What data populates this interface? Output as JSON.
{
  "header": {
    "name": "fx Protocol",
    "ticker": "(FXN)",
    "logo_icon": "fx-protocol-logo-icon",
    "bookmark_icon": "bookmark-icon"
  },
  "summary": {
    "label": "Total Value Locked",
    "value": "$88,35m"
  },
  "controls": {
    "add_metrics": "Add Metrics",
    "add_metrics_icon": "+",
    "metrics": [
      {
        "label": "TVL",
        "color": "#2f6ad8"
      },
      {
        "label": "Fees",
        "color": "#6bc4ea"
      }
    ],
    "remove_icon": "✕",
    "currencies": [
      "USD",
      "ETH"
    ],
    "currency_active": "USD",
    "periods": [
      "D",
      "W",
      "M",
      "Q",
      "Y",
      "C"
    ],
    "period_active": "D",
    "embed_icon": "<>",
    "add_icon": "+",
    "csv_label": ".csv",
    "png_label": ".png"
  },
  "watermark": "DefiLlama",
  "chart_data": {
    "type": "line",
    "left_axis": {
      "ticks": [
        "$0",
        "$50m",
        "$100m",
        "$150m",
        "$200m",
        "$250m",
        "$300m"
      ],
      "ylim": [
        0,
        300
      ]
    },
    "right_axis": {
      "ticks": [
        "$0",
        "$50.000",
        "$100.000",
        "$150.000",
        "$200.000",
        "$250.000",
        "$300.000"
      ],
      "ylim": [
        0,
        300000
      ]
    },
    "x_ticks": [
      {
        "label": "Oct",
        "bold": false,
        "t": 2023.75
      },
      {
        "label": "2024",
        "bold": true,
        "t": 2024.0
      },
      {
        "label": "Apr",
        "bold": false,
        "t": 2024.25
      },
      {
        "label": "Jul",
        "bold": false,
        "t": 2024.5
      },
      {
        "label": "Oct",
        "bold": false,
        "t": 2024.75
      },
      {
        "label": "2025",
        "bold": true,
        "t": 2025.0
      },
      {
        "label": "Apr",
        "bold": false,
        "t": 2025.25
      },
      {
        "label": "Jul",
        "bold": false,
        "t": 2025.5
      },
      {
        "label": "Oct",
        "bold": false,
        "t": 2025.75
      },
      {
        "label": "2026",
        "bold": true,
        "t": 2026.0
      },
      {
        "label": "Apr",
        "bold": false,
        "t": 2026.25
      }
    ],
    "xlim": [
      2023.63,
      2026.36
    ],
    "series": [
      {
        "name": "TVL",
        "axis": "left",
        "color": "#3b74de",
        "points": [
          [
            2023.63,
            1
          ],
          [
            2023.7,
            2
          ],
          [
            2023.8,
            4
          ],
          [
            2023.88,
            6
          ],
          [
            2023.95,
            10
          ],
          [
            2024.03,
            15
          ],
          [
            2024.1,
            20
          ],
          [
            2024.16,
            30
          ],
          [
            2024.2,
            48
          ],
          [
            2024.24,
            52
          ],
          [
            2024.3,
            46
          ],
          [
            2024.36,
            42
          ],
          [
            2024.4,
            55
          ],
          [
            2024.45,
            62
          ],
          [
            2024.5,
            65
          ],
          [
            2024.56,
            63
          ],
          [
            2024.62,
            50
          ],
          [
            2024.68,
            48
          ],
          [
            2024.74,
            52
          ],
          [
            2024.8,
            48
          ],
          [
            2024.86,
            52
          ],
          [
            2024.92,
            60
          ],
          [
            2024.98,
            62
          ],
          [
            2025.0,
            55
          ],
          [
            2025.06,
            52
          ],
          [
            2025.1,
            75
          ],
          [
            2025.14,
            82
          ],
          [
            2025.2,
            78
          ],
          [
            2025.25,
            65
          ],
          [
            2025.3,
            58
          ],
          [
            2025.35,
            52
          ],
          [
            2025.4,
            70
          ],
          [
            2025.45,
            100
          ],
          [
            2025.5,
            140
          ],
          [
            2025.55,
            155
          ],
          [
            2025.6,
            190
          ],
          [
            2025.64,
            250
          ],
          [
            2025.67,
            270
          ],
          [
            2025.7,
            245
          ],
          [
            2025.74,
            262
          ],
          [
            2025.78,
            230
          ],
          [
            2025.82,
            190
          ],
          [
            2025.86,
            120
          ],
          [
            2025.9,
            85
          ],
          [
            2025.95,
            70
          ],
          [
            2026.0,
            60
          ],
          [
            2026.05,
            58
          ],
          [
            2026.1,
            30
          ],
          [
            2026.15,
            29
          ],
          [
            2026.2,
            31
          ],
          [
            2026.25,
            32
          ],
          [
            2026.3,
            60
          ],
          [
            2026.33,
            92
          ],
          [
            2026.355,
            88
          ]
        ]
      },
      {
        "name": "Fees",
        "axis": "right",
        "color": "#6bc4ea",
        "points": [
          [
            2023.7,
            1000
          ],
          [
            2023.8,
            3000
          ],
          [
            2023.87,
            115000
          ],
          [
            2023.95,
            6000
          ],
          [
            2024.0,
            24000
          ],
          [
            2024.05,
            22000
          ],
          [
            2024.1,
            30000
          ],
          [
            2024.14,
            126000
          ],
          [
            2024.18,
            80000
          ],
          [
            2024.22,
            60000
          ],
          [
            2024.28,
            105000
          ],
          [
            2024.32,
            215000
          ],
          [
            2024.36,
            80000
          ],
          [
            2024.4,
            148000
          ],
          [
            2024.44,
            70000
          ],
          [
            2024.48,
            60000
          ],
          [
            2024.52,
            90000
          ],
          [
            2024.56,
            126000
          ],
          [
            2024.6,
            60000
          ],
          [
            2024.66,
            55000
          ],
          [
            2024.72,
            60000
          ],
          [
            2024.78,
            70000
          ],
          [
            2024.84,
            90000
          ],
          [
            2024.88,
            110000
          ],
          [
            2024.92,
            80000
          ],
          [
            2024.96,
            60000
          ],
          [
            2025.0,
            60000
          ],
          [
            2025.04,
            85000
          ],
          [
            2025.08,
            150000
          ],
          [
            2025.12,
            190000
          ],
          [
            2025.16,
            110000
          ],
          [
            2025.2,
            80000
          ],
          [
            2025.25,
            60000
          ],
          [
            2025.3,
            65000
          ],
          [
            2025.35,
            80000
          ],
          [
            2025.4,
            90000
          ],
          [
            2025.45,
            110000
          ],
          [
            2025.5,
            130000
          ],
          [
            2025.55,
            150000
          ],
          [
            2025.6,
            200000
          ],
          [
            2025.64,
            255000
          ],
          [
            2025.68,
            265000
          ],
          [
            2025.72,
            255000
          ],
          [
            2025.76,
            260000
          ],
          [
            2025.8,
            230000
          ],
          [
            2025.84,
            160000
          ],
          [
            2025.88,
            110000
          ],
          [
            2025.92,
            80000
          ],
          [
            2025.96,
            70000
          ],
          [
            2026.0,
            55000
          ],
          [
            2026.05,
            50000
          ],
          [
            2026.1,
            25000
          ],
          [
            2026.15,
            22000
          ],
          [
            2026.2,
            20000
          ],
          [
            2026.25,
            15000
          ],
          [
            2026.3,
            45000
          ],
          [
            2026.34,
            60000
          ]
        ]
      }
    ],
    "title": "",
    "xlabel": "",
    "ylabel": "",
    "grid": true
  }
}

------------------------------

■ **Request**
Repeat each of the entries above precisely as given.

■ **Full response**
What data populates this interface? Output as JSON.
{
  "header": {
    "name": "fx Protocol",
    "ticker": "(FXN)",
    "logo_icon": "fx-protocol-logo-icon",
    "bookmark_icon": "bookmark-icon"
  },
  "summary": {
    "label": "Total Value Locked",
    "value": "$88,35m"
  },
  "controls": {
    "add_metrics": "Add Metrics",
    "add_metrics_icon": "+",
    "metrics": [
      {
        "label": "TVL",
        "color": "#2f6ad8"
      },
      {
        "label": "Fees",
        "color": "#6bc4ea"
      }
    ],
    "remove_icon": "✕",
    "currencies": [
      "USD",
      "ETH"
    ],
    "currency_active": "USD",
    "periods": [
      "D",
      "W",
      "M",
      "Q",
      "Y",
      "C"
    ],
    "period_active": "D",
    "embed_icon": "<>",
    "add_icon": "+",
    "csv_label": ".csv",
    "png_label": ".png"
  },
  "watermark": "DefiLlama",
  "chart_data": {
    "type": "line",
    "left_axis": {
      "ticks": [
        "$0",
        "$50m",
        "$100m",
        "$150m",
        "$200m",
        "$250m",
        "$300m"
      ],
      "ylim": [
        0,
        300
      ]
    },
    "right_axis": {
      "ticks": [
        "$0",
        "$50.000",
        "$100.000",
        "$150.000",
        "$200.000",
        "$250.000",
        "$300.000"
      ],
      "ylim": [
        0,
        300000
      ]
    },
    "x_ticks": [
      {
        "label": "Oct",
        "bold": false,
        "t": 2023.75
      },
      {
        "label": "2024",
        "bold": true,
        "t": 2024.0
      },
      {
        "label": "Apr",
        "bold": false,
        "t": 2024.25
      },
      {
        "label": "Jul",
        "bold": false,
        "t": 2024.5
      },
      {
        "label": "Oct",
        "bold": false,
        "t": 2024.75
      },
      {
        "label": "2025",
        "bold": true,
        "t": 2025.0
      },
      {
        "label": "Apr",
        "bold": false,
        "t": 2025.25
      },
      {
        "label": "Jul",
        "bold": false,
        "t": 2025.5
      },
      {
        "label": "Oct",
        "bold": false,
        "t": 2025.75
      },
      {
        "label": "2026",
        "bold": true,
        "t": 2026.0
      },
      {
        "label": "Apr",
        "bold": false,
        "t": 2026.25
      }
    ],
    "xlim": [
      2023.63,
      2026.36
    ],
    "series": [
      {
        "name": "TVL",
        "axis": "left",
        "color": "#3b74de",
        "points": [
          [
            2023.63,
            1
          ],
          [
            2023.7,
            2
          ],
          [
            2023.8,
            4
          ],
          [
            2023.88,
            6
          ],
          [
            2023.95,
            10
          ],
          [
            2024.03,
            15
          ],
          [
            2024.1,
            20
          ],
          [
            2024.16,
            30
          ],
          [
            2024.2,
            48
          ],
          [
            2024.24,
            52
          ],
          [
            2024.3,
            46
          ],
          [
            2024.36,
            42
          ],
          [
            2024.4,
            55
          ],
          [
            2024.45,
            62
          ],
          [
            2024.5,
            65
          ],
          [
            2024.56,
            63
          ],
          [
            2024.62,
            50
          ],
          [
            2024.68,
            48
          ],
          [
            2024.74,
            52
          ],
          [
            2024.8,
            48
          ],
          [
            2024.86,
            52
          ],
          [
            2024.92,
            60
          ],
          [
            2024.98,
            62
          ],
          [
            2025.0,
            55
          ],
          [
            2025.06,
            52
          ],
          [
            2025.1,
            75
          ],
          [
            2025.14,
            82
          ],
          [
            2025.2,
            78
          ],
          [
            2025.25,
            65
          ],
          [
            2025.3,
            58
          ],
          [
            2025.35,
            52
          ],
          [
            2025.4,
            70
          ],
          [
            2025.45,
            100
          ],
          [
            2025.5,
            140
          ],
          [
            2025.55,
            155
          ],
          [
            2025.6,
            190
          ],
          [
            2025.64,
            250
          ],
          [
            2025.67,
            270
          ],
          [
            2025.7,
            245
          ],
          [
            2025.74,
            262
          ],
          [
            2025.78,
            230
          ],
          [
            2025.82,
            190
          ],
          [
            2025.86,
            120
          ],
          [
            2025.9,
            85
          ],
          [
            2025.95,
            70
          ],
          [
            2026.0,
            60
          ],
          [
            2026.05,
            58
          ],
          [
            2026.1,
            30
          ],
          [
            2026.15,
            29
          ],
          [
            2026.2,
            31
          ],
          [
            2026.25,
            32
          ],
          [
            2026.3,
            60
          ],
          [
            2026.33,
            92
          ],
          [
            2026.355,
            88
          ]
        ]
      },
      {
        "name": "Fees",
        "axis": "right",
        "color": "#6bc4ea",
        "points": [
          [
            2023.7,
            1000
          ],
          [
            2023.8,
            3000
          ],
          [
            2023.87,
            115000
          ],
          [
            2023.95,
            6000
          ],
          [
            2024.0,
            24000
          ],
          [
            2024.05,
            22000
          ],
          [
            2024.1,
            30000
          ],
          [
            2024.14,
            126000
          ],
          [
            2024.18,
            80000
          ],
          [
            2024.22,
            60000
          ],
          [
            2024.28,
            105000
          ],
          [
            2024.32,
            215000
          ],
          [
            2024.36,
            80000
          ],
          [
            2024.4,
            148000
          ],
          [
            2024.44,
            70000
          ],
          [
            2024.48,
            60000
          ],
          [
            2024.52,
            90000
          ],
          [
            2024.56,
            126000
          ],
          [
            2024.6,
            60000
          ],
          [
            2024.66,
            55000
          ],
          [
            2024.72,
            60000
          ],
          [
            2024.78,
            70000
          ],
          [
            2024.84,
            90000
          ],
          [
            2024.88,
            110000
          ],
          [
            2024.92,
            80000
          ],
          [
            2024.96,
            60000
          ],
          [
            2025.0,
            60000
          ],
          [
            2025.04,
            85000
          ],
          [
            2025.08,
            150000
          ],
          [
            2025.12,
            190000
          ],
          [
            2025.16,
            110000
          ],
          [
            2025.2,
            80000
          ],
          [
            2025.25,
            60000
          ],
          [
            2025.3,
            65000
          ],
          [
            2025.35,
            80000
          ],
          [
            2025.4,
            90000
          ],
          [
            2025.45,
            110000
          ],
          [
            2025.5,
            130000
          ],
          [
            2025.55,
            150000
          ],
          [
            2025.6,
            200000
          ],
          [
            2025.64,
            255000
          ],
          [
            2025.68,
            265000
          ],
          [
            2025.72,
            255000
          ],
          [
            2025.76,
            260000
          ],
          [
            2025.8,
            230000
          ],
          [
            2025.84,
            160000
          ],
          [
            2025.88,
            110000
          ],
          [
            2025.92,
            80000
          ],
          [
            2025.96,
            70000
          ],
          [
            2026.0,
            55000
          ],
          [
            2026.05,
            50000
          ],
          [
            2026.1,
            25000
          ],
          [
            2026.15,
            22000
          ],
          [
            2026.2,
            20000
          ],
          [
            2026.25,
            15000
          ],
          [
            2026.3,
            45000
          ],
          [
            2026.34,
            60000
          ]
        ]
      }
    ],
    "title": "",
    "xlabel": "",
    "ylabel": "",
    "grid": true
  }
}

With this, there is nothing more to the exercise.